Exercise 1> In the records, rename "table-row" to "grid-row" in the lines that begin at the line that has "- print-button[interactable]: Print: [172, 125, 252, 207]" and stop after the line that has "- table-row: Item1CameraStore1300: [758, 227, 980, 238]". Return only those lines, otherwise unchanged.
Begin Passage to read
5.5 IP network masks

While IP masks are not a type in their own right, they become very important
in a few locations in the configuration file.  They can be considered a
subtype of strings, which is how they are read.  The basic form is as
follows:

	address/mask

IP masks are always one word long (no spaces), and are separated by a slash.

The address side is an IPv4 address in dotted notation (IPv6 support is
planned for the future, but not currently implemented).  You can leave off
as many of the latter places as you want, they will be set to zero.  For
example:

	address		=>	equivalent to:
	127.0.0.1		127.0.0.1
	127.0			127.0.0.0
	127			127.0.0.0
	127.			127.0.0.0

The mask side is either a bitmask (which must contain at least one dot), or
the number of significant bits of the address side.  Examples help:

	IP Mask		=>	equivalent to:
	127/8			127.0.0.0/255.0.0.0	or	127/255.
	172.16/12		172.16.0.0/255.240.0.0	or	172.16/255.240
	192.168/16		192.168.0.0/255.255.0.0	or	192.168/255.255
	0/0			0.0.0.0/0.0.0.0		or	0./0.


5.6 A word on 'Received:' headers

Some of the most critical sections of the configuration file involve how
rblsd collects IP addresses from message headers.  This section gives a
brief overview of received headers and how rblsd chooses which ones to look
up.  If you're wondering what LevelOfTrust, OmitLast, CheckAtLeast, and
friends do, then you've come to the right place.

On its journey from sender to destination, an e-mail message may pass
through several e-mail servers.  Each time one of them processes a message,
it adds a 'Received:' header to the top of the message, identifying the IP
address from which the message was sent.  By the time a message reaches its
destination (which is when rblsd sees it), the received headers at the top
of the message are more recent, and more trustworthy.

So why are forged 'Received:' headers bad?  Spammers will not be able to get
better scores, but other people can easily forge them, force rblsd to
perform a lot of lookups, and slow down your mail.  Preventing this from
happening while effectively checking mail are dealt with by the following
parameters.  We'll start with LevelOfTrust.  This basically says "read IP
addresses from this many Received: headers".  Note that up to two IP
addresses will bre read from each "Received:" header, and duplicates will be
ignored.  Four is the default and three to four is recommended.  If you
enter 0 or null, then there will be no limit.
End Passage to read
Exercise 2> Retype part of the rblsd configuration text: begin at the words "5.6 A word on" and stop after "and more trustworthy.".
Begin Data for this exercise
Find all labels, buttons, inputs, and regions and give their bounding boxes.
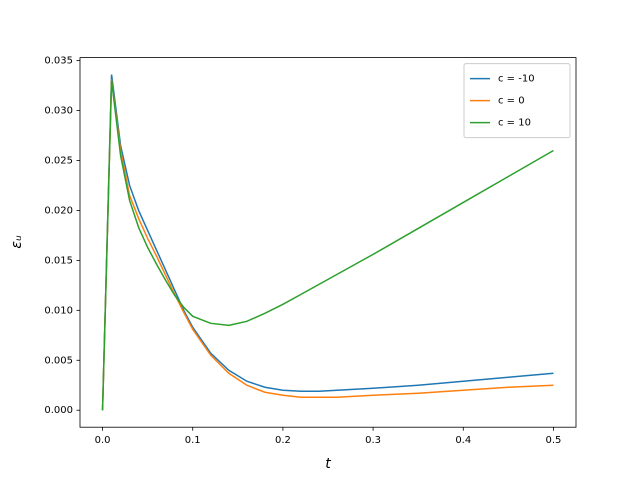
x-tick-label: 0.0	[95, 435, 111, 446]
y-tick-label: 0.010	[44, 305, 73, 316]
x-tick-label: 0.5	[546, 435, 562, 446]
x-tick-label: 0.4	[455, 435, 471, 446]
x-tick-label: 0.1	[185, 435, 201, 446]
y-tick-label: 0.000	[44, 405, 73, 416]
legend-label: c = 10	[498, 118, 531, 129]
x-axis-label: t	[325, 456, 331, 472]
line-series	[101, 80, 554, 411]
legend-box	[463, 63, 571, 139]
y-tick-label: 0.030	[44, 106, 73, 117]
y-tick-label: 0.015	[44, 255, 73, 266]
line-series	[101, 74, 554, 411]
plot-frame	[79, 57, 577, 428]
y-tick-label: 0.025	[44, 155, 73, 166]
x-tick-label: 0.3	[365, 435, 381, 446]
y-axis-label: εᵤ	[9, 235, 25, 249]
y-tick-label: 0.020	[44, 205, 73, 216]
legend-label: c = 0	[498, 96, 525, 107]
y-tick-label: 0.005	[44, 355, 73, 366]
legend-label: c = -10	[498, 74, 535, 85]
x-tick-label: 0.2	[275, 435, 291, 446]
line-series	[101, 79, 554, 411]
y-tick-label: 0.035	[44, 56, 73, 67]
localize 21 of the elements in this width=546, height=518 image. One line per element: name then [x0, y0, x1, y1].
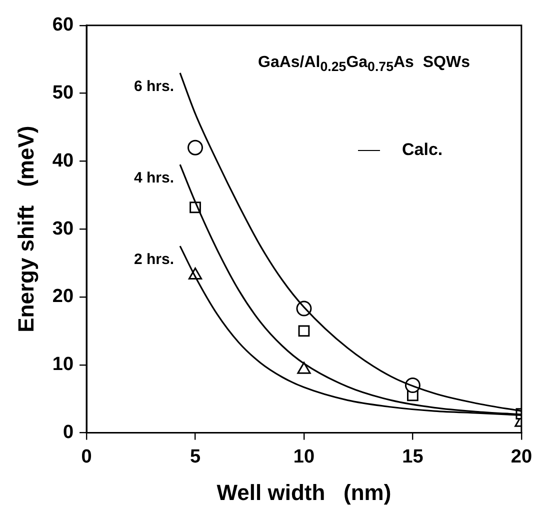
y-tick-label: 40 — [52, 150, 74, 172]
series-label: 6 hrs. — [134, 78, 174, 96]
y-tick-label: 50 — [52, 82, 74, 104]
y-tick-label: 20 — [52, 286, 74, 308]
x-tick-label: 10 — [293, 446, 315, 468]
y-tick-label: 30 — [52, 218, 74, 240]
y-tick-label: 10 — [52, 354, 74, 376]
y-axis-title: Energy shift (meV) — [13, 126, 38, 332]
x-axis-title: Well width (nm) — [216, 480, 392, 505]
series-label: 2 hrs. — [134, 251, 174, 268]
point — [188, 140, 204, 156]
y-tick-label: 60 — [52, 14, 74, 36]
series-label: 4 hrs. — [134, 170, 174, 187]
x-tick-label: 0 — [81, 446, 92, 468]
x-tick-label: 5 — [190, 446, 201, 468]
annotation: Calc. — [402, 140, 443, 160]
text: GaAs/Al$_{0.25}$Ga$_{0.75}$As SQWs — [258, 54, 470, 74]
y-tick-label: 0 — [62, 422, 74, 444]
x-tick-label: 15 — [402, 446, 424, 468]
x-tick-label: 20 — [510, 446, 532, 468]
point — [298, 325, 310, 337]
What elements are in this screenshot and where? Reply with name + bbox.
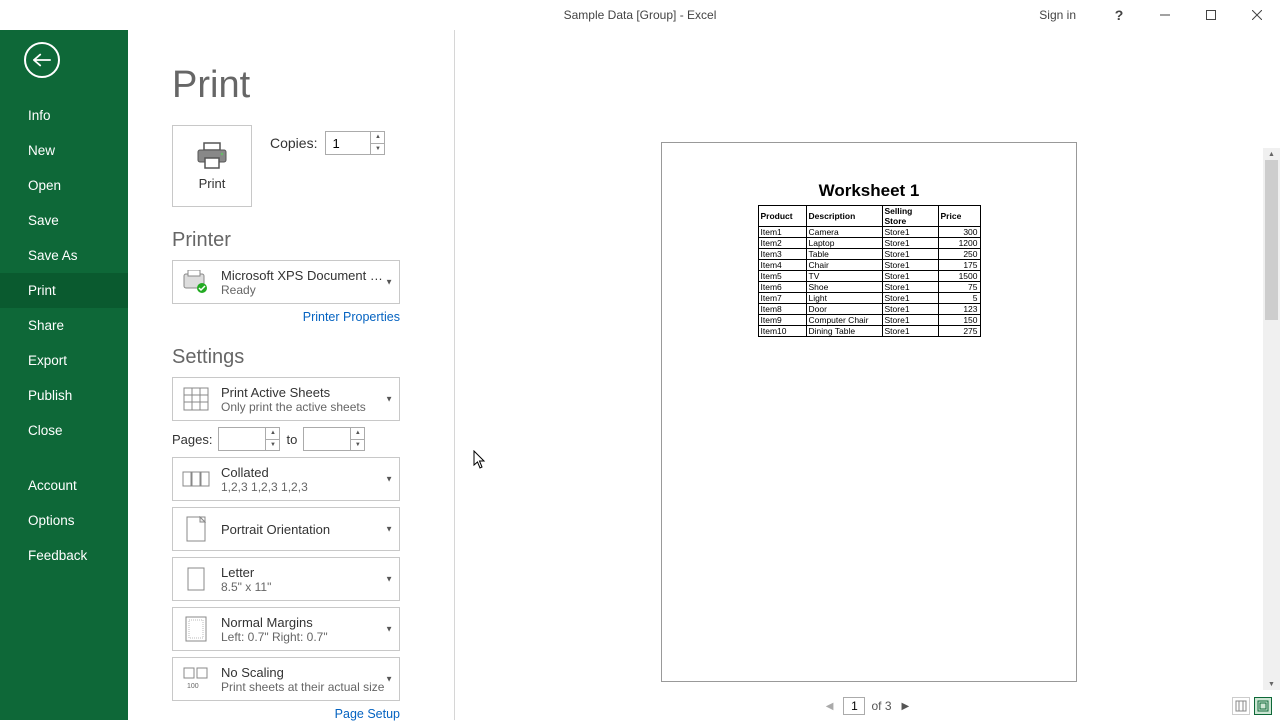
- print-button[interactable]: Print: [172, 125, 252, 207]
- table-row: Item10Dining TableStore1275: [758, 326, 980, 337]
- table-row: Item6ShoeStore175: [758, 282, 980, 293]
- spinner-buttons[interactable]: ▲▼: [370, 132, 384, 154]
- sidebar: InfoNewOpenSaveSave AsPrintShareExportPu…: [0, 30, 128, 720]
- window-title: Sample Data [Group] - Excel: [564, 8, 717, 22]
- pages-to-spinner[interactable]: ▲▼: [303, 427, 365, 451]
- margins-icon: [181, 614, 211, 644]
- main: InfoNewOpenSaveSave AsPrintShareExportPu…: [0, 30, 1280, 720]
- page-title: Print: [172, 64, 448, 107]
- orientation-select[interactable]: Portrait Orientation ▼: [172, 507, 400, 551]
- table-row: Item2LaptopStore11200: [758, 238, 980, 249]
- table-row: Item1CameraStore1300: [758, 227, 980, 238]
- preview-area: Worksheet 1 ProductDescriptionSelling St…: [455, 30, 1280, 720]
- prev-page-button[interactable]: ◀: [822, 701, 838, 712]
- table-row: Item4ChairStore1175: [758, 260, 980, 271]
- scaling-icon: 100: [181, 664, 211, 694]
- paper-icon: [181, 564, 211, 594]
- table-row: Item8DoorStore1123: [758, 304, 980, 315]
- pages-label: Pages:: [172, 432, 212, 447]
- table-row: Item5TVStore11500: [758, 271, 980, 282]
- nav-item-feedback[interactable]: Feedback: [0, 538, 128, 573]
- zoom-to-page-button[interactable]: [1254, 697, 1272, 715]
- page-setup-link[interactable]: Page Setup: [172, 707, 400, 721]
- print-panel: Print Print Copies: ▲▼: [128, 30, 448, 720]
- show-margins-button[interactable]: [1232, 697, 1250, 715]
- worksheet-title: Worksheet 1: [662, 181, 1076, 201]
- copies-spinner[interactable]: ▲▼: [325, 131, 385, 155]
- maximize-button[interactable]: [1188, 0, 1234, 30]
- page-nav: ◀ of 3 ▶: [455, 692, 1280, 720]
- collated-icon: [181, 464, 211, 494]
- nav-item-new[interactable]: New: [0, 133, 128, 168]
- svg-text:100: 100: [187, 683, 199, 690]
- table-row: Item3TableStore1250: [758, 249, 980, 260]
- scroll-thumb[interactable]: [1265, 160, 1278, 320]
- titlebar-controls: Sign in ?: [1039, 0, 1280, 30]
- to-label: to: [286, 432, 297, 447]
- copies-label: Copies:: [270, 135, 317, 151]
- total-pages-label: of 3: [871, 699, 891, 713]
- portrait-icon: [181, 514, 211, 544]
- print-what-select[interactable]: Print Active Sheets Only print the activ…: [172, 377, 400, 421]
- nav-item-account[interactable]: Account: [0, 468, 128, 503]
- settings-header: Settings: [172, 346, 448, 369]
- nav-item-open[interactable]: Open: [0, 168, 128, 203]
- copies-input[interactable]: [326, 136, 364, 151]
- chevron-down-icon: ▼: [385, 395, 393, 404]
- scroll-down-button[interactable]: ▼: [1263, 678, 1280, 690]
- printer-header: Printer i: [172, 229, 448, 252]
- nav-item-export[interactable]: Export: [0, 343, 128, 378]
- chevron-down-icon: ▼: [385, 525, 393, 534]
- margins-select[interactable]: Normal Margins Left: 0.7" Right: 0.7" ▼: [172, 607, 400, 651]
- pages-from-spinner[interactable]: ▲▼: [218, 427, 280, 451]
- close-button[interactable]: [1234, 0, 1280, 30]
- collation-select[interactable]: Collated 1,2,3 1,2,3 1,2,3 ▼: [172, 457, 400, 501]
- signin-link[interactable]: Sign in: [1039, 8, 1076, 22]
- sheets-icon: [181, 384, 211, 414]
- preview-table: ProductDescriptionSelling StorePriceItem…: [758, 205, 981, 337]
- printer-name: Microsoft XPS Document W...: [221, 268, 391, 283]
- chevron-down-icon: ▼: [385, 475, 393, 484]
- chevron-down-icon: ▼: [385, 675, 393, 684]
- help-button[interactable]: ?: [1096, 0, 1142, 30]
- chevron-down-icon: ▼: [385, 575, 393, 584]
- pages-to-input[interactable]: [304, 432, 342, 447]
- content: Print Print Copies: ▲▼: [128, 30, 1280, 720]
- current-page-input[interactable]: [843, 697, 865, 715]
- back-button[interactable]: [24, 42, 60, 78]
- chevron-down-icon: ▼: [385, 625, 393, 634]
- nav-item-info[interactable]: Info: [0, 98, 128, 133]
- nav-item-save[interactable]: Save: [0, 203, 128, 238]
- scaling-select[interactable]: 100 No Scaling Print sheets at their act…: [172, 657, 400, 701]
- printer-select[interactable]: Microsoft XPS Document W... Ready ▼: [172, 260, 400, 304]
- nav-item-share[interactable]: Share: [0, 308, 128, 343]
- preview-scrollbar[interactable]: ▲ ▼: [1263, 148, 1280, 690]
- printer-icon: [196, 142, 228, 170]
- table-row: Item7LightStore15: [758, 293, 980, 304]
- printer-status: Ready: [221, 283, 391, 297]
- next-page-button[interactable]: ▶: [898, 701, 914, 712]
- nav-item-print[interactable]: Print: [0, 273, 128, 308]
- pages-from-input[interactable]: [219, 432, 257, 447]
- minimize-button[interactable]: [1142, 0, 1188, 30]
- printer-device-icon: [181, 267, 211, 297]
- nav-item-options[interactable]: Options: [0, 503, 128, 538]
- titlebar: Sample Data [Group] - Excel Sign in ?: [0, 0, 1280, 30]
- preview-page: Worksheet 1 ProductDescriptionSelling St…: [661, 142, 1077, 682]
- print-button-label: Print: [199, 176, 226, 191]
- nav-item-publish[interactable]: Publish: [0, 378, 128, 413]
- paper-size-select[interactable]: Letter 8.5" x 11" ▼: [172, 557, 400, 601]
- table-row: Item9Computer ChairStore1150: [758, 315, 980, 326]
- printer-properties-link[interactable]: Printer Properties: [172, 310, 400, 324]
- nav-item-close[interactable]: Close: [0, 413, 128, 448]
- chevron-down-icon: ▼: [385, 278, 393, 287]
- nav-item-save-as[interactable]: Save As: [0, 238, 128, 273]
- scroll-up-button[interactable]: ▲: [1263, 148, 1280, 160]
End Data for this exercise
Exercise answer 1>
- print-button[interactable]: Print: [172, 125, 252, 207]
- grid-row: Item10Dining TableStore1275: [758, 326, 980, 337]
- grid-row: Item6ShoeStore175: [758, 282, 980, 293]
- spinner-buttons[interactable]: ▲▼: [370, 132, 384, 154]
- sidebar: InfoNewOpenSaveSave AsPrintShareExportPu…: [0, 30, 128, 720]
- window-title: Sample Data [Group] - Excel: [564, 8, 717, 22]
- pages-to-spinner[interactable]: ▲▼: [303, 427, 365, 451]
- margins-icon: [181, 614, 211, 644]
- main: InfoNewOpenSaveSave AsPrintShareExportPu…: [0, 30, 1280, 720]
- page-title: Print: [172, 64, 448, 107]
- orientation-select[interactable]: Portrait Orientation ▼: [172, 507, 400, 551]
- grid-row: Item2LaptopStore11200: [758, 238, 980, 249]
- grid-row: Item1CameraStore1300: [758, 227, 980, 238]

Exercise answer 2>
5.6 A word on 'Received:' headers

Some of the most critical sections of the configuration file involve how
rblsd collects IP addresses from message headers.  This section gives a
brief overview of received headers and how rblsd chooses which ones to look
up.  If you're wondering what LevelOfTrust, OmitLast, CheckAtLeast, and
friends do, then you've come to the right place.

On its journey from sender to destination, an e-mail message may pass
through several e-mail servers.  Each time one of them processes a message,
it adds a 'Received:' header to the top of the message, identifying the IP
address from which the message was sent.  By the time a message reaches its
destination (which is when rblsd sees it), the received headers at the top
of the message are more recent, and more trustworthy.